*PROBLEM STATEMENT*
Only a number is wanted: how many lines in the listing contain the word "cfmip"?

*A block of data*
= = = = =

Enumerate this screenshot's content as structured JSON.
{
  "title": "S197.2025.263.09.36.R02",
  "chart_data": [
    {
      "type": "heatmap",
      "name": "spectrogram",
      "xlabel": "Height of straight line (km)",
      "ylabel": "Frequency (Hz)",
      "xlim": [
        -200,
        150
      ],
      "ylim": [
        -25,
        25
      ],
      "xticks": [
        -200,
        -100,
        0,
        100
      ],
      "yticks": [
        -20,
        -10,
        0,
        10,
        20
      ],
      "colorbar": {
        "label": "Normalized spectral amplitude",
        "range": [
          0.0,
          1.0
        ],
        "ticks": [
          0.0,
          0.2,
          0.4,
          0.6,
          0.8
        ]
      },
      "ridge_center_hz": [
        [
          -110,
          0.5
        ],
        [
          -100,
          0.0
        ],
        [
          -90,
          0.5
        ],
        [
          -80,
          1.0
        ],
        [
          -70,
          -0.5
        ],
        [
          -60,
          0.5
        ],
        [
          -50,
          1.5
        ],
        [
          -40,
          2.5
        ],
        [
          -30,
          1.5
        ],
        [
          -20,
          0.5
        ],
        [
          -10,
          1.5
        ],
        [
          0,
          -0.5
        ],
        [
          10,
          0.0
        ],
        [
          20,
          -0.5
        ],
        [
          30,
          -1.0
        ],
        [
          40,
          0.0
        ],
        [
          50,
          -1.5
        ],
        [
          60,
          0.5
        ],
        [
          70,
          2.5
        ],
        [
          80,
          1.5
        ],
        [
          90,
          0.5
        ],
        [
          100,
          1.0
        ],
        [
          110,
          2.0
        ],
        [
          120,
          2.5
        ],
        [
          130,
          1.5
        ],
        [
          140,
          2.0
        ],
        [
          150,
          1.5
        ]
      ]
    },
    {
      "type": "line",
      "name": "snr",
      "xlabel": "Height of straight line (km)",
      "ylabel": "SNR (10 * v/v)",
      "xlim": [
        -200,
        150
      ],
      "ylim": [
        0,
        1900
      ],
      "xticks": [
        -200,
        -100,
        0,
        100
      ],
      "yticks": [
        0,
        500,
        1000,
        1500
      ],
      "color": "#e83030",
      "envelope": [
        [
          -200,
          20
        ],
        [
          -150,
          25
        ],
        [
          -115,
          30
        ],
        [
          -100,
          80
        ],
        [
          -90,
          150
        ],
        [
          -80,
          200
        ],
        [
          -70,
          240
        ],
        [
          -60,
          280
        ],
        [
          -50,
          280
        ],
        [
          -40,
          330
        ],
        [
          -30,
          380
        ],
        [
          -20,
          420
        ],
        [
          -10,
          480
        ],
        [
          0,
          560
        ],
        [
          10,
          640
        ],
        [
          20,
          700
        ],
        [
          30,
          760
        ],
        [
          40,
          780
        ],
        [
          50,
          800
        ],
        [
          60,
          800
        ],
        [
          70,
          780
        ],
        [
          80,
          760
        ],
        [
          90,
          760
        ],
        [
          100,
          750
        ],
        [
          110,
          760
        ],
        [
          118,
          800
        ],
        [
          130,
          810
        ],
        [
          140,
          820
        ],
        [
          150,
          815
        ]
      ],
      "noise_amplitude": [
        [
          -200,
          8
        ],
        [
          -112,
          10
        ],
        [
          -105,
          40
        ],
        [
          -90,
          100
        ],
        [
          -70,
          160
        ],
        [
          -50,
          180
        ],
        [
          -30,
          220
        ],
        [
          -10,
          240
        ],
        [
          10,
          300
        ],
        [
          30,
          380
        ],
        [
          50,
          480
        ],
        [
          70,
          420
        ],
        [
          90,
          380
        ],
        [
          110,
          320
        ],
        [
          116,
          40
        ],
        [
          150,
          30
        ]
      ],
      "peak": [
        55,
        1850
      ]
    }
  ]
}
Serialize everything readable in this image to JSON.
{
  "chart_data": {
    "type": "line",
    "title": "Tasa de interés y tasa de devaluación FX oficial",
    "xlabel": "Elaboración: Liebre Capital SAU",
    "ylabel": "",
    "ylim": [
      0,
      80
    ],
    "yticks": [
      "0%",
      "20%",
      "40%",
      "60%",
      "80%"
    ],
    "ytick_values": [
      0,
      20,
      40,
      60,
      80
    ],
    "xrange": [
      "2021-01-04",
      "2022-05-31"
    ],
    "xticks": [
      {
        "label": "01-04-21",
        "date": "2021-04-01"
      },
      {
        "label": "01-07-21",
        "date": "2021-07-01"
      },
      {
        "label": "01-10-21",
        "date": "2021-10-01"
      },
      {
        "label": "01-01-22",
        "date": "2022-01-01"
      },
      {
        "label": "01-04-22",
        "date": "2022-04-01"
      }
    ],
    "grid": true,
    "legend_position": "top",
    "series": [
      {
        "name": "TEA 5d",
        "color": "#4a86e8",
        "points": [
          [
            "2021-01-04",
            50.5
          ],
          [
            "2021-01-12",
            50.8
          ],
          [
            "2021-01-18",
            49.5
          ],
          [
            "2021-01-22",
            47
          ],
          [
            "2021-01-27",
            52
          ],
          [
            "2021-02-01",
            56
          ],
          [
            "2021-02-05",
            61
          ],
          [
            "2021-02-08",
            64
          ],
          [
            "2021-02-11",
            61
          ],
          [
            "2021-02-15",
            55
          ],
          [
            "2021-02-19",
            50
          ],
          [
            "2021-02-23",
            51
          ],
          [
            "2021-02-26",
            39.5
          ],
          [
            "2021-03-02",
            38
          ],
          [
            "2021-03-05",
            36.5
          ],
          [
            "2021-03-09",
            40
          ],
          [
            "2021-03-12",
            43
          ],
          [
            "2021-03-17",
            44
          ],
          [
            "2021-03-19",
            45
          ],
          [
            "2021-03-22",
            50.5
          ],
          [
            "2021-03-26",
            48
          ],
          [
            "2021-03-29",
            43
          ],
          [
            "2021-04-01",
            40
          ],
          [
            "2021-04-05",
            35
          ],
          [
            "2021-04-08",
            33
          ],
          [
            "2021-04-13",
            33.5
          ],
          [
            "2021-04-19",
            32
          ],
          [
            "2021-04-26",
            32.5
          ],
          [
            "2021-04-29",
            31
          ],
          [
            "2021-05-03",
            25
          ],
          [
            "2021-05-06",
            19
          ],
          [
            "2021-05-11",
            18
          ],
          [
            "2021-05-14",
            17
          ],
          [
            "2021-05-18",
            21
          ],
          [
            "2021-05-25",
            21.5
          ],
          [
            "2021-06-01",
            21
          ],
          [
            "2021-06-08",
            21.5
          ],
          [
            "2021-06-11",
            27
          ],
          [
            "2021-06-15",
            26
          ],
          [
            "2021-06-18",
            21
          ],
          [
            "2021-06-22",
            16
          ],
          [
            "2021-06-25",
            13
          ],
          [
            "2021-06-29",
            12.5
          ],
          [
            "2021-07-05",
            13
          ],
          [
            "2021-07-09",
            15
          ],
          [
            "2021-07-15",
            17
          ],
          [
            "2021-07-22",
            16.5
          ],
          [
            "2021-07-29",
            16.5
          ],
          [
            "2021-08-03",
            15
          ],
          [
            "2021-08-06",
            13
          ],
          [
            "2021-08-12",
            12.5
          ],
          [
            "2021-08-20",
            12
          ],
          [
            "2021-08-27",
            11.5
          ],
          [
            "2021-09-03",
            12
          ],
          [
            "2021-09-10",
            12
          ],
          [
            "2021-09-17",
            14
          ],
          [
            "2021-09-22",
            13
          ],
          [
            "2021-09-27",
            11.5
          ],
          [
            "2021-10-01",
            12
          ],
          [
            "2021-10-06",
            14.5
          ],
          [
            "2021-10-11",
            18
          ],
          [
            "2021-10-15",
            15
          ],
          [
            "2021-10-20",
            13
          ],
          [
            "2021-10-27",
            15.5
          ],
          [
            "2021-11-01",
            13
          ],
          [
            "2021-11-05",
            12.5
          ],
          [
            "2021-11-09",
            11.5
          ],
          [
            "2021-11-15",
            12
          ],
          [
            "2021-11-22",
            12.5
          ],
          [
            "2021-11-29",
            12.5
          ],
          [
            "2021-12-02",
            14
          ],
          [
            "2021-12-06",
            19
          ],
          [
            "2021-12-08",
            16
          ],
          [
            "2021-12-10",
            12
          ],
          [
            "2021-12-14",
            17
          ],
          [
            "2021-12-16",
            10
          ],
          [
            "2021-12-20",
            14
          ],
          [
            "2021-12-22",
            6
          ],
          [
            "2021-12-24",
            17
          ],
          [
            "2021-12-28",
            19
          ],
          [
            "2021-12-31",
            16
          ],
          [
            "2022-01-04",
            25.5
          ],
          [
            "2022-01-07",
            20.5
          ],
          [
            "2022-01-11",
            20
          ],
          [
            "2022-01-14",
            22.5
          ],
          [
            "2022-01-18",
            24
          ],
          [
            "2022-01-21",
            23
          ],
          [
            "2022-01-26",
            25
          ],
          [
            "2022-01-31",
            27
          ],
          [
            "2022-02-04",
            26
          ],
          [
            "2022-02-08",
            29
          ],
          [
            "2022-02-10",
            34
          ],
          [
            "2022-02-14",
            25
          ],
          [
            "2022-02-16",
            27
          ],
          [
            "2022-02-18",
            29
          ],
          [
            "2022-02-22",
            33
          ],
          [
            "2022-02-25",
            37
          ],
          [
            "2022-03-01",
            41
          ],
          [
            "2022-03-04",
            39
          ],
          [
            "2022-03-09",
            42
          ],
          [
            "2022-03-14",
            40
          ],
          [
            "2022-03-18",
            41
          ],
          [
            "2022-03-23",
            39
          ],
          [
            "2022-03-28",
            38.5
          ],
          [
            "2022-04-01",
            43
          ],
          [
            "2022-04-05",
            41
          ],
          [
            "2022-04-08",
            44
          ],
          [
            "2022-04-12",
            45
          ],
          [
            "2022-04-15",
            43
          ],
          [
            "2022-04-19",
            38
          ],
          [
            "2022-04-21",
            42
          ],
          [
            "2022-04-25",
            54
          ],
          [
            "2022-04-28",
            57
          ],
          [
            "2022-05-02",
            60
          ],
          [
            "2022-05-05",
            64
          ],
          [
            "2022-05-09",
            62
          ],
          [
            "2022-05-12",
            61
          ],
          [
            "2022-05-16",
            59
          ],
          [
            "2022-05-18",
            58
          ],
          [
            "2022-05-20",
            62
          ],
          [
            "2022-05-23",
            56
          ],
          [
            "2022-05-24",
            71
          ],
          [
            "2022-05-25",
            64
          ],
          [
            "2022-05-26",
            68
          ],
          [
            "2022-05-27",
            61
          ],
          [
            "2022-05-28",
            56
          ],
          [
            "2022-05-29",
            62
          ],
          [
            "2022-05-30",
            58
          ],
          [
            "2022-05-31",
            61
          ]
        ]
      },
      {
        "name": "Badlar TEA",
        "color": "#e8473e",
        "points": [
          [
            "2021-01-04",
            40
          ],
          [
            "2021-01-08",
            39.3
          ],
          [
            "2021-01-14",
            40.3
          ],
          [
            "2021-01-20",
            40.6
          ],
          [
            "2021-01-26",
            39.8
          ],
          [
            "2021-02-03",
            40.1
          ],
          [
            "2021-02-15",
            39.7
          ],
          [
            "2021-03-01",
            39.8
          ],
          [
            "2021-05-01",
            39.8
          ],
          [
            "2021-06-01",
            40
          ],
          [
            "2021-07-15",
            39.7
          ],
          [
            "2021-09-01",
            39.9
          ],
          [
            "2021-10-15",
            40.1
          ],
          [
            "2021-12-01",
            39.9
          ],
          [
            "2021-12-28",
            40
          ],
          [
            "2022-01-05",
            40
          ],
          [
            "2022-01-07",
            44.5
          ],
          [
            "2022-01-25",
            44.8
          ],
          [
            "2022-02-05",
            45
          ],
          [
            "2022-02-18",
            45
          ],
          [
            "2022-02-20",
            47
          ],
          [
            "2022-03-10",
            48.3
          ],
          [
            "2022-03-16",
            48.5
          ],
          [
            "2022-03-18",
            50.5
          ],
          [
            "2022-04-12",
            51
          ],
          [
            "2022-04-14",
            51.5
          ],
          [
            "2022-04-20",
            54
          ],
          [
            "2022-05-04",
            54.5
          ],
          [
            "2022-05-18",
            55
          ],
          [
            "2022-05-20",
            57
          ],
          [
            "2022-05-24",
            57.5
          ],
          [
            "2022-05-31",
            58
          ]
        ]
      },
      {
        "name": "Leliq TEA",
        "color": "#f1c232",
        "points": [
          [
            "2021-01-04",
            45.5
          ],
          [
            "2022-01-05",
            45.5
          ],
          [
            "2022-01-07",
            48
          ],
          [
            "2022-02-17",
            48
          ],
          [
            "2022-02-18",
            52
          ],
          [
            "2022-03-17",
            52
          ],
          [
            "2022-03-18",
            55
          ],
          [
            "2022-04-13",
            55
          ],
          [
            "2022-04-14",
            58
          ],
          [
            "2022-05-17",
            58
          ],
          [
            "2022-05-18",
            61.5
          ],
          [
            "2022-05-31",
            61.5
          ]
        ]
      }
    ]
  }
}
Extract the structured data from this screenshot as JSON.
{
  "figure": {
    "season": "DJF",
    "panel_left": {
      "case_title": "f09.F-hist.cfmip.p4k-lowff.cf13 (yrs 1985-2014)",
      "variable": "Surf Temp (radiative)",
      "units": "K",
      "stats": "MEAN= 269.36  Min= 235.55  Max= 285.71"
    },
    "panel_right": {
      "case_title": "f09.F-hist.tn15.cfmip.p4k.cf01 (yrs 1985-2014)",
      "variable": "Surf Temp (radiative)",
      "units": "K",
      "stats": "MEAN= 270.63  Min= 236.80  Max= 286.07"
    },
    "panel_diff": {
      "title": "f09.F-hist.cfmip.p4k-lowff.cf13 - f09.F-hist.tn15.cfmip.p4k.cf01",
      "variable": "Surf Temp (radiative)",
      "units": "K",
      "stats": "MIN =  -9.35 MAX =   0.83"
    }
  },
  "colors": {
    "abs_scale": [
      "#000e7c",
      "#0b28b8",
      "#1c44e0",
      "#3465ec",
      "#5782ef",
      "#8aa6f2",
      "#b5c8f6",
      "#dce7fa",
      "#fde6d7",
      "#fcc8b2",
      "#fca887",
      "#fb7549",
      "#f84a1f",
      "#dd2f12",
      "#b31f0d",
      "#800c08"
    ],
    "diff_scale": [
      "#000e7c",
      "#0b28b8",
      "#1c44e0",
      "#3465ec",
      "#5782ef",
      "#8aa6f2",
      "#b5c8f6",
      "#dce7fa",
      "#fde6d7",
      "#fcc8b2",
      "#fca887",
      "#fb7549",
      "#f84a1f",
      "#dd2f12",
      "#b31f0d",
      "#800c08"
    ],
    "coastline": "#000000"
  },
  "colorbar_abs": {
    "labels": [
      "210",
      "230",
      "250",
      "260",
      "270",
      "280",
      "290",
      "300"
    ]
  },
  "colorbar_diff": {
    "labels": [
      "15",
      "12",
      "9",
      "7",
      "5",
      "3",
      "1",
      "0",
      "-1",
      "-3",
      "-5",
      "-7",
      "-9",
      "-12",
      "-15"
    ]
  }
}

= = = = =

*COMPLETE ANSWER*
3